> [Stated task]: Repeat the lines of the items below verbatim, from the very first line through the line containing "staticText: You can", with both ends included.

Collected data entries
◇ ◇ ◇ ◇
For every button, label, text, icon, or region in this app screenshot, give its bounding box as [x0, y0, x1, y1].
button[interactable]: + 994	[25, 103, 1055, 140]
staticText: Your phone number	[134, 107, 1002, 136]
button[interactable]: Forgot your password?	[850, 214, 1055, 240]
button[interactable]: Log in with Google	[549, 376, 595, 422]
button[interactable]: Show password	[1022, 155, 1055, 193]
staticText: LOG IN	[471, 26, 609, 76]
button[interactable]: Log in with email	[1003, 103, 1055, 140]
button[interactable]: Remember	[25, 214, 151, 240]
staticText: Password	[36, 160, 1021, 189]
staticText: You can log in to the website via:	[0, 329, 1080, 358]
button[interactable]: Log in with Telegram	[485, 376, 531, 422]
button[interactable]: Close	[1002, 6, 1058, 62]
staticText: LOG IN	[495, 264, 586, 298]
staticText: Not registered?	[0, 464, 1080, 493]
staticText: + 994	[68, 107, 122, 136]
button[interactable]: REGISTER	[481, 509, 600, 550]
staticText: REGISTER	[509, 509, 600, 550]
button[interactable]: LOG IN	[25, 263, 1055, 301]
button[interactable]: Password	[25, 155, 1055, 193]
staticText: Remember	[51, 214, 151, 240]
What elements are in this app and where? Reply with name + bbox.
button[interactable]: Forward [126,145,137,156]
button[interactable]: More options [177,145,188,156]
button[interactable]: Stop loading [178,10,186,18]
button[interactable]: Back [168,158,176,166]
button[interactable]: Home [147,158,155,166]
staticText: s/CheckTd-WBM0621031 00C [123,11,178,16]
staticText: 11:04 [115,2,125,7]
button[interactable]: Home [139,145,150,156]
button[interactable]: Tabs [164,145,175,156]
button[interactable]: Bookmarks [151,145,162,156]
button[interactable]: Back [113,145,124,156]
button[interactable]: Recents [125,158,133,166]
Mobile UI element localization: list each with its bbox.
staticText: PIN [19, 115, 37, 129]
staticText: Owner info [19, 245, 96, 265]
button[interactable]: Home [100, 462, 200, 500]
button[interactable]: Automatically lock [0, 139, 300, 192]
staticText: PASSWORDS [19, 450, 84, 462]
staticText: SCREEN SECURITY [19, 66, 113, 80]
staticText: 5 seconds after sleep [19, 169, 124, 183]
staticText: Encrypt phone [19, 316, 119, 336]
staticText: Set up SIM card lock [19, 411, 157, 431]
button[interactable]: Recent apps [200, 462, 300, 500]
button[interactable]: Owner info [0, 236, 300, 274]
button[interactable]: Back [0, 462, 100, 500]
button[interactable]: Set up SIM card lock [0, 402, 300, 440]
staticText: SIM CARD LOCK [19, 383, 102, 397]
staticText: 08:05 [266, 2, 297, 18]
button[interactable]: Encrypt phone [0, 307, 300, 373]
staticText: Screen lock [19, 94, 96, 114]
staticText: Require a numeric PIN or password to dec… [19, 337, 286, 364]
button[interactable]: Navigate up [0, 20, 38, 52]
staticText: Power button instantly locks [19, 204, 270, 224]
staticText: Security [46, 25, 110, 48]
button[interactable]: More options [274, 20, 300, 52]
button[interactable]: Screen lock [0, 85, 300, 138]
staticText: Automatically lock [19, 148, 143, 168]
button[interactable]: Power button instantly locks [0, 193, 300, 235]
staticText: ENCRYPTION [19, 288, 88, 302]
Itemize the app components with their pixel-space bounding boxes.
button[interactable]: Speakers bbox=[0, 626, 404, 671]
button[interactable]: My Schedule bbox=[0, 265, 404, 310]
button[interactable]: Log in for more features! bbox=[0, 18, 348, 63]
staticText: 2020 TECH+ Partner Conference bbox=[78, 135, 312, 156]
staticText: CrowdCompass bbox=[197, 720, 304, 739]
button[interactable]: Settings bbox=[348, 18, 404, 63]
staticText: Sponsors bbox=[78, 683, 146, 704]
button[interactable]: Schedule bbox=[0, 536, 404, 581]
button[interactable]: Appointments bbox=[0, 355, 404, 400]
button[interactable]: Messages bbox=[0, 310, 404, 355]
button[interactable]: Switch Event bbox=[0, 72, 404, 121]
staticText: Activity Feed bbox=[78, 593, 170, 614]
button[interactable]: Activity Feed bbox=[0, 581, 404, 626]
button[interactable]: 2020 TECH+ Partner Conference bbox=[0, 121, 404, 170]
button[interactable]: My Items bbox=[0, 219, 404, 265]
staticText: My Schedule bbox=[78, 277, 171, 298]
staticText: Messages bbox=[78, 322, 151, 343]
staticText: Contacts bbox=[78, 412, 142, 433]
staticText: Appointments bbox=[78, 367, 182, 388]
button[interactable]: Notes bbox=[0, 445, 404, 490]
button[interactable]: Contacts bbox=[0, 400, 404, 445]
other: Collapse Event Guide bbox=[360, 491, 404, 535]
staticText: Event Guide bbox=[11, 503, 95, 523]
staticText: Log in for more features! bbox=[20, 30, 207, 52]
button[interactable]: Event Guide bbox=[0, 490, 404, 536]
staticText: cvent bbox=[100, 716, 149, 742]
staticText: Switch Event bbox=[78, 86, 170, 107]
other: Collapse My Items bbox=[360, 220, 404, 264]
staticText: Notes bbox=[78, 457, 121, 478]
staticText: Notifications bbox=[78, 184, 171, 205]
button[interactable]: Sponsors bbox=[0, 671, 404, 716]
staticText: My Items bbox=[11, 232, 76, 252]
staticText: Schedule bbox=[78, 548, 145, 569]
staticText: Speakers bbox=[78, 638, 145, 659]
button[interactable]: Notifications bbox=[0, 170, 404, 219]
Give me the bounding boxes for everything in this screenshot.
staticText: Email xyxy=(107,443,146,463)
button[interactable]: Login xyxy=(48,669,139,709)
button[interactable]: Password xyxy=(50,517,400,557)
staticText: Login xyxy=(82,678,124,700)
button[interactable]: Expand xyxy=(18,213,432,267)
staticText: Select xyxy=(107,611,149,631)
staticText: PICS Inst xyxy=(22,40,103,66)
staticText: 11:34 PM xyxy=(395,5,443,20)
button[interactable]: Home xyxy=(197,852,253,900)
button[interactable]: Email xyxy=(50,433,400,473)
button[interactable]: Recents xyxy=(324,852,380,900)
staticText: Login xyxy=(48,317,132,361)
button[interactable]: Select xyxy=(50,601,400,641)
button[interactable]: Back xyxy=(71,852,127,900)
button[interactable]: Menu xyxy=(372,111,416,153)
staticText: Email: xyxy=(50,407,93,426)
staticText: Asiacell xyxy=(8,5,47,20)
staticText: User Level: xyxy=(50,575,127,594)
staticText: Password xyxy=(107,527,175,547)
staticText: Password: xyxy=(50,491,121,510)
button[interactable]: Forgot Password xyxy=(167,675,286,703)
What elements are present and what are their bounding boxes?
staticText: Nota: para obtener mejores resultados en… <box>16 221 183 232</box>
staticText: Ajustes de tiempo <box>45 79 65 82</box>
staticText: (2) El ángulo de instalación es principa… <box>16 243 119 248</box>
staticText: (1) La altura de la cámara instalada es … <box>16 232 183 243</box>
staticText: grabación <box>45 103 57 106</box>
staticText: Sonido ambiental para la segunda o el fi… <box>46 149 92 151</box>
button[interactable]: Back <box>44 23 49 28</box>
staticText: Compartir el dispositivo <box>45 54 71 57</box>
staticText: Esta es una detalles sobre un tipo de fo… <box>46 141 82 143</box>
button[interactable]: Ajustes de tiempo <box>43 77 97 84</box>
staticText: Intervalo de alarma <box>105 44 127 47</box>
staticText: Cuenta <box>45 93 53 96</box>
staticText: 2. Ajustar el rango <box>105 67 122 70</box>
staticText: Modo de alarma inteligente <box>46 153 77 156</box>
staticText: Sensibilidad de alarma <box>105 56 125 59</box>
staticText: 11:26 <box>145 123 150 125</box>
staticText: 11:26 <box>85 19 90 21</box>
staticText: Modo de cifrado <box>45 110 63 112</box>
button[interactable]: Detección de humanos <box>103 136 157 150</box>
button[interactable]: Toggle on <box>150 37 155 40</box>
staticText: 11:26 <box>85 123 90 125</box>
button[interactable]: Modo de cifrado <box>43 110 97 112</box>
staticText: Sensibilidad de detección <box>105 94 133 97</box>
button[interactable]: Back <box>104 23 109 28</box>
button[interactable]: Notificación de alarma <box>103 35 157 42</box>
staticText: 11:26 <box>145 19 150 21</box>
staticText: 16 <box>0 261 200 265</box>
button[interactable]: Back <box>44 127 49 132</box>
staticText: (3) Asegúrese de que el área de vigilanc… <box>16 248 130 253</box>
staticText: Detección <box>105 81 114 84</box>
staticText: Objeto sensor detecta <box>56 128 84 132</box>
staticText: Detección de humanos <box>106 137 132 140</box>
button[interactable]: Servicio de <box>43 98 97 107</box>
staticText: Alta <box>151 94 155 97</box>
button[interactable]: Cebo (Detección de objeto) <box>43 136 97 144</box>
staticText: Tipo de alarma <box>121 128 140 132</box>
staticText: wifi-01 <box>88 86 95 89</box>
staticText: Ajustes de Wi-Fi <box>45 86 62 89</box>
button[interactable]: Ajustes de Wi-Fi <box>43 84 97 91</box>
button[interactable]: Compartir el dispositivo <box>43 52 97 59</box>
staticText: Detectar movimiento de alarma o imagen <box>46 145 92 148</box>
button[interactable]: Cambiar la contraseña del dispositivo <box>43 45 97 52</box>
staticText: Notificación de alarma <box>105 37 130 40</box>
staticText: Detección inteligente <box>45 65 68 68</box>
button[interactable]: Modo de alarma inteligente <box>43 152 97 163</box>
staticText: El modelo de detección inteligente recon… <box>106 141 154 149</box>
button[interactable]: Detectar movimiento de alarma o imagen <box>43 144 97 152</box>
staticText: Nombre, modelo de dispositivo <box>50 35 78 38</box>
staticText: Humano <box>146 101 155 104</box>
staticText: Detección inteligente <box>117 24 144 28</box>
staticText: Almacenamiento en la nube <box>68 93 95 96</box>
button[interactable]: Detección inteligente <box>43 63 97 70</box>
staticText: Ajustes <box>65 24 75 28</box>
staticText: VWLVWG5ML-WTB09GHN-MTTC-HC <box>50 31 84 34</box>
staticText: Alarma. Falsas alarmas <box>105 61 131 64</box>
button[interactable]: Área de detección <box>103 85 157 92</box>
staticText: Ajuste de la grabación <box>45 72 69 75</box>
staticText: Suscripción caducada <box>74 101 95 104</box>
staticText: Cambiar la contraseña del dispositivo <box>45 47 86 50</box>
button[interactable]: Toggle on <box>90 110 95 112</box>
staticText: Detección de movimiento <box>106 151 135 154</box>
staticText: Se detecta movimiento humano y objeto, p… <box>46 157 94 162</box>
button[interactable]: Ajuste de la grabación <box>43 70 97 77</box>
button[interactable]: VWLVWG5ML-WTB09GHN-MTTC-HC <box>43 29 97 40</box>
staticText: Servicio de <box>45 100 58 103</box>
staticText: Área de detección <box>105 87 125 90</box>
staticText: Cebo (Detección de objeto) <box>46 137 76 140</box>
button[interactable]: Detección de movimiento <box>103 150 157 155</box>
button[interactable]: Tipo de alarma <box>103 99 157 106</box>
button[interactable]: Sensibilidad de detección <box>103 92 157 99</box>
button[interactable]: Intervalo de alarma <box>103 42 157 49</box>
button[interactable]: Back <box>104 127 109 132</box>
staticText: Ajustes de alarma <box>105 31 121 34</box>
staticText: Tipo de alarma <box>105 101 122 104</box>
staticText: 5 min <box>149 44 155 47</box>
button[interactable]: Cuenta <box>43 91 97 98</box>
◇ ◇ ◇ ◇
> [Answer to this exercise]:
For every button, label, text, icon, or region in this app screenshot, give its bounding box as [x0, y0, x1, y1].
button[interactable]: + 994	[25, 103, 1055, 140]
staticText: Your phone number	[134, 107, 1002, 136]
button[interactable]: Forgot your password?	[850, 214, 1055, 240]
button[interactable]: Log in with Google	[549, 376, 595, 422]
button[interactable]: Show password	[1022, 155, 1055, 193]
staticText: LOG IN	[471, 26, 609, 76]
button[interactable]: Log in with email	[1003, 103, 1055, 140]
button[interactable]: Remember	[25, 214, 151, 240]
staticText: Password	[36, 160, 1021, 189]
staticText: You can log in to the website via:	[0, 329, 1080, 358]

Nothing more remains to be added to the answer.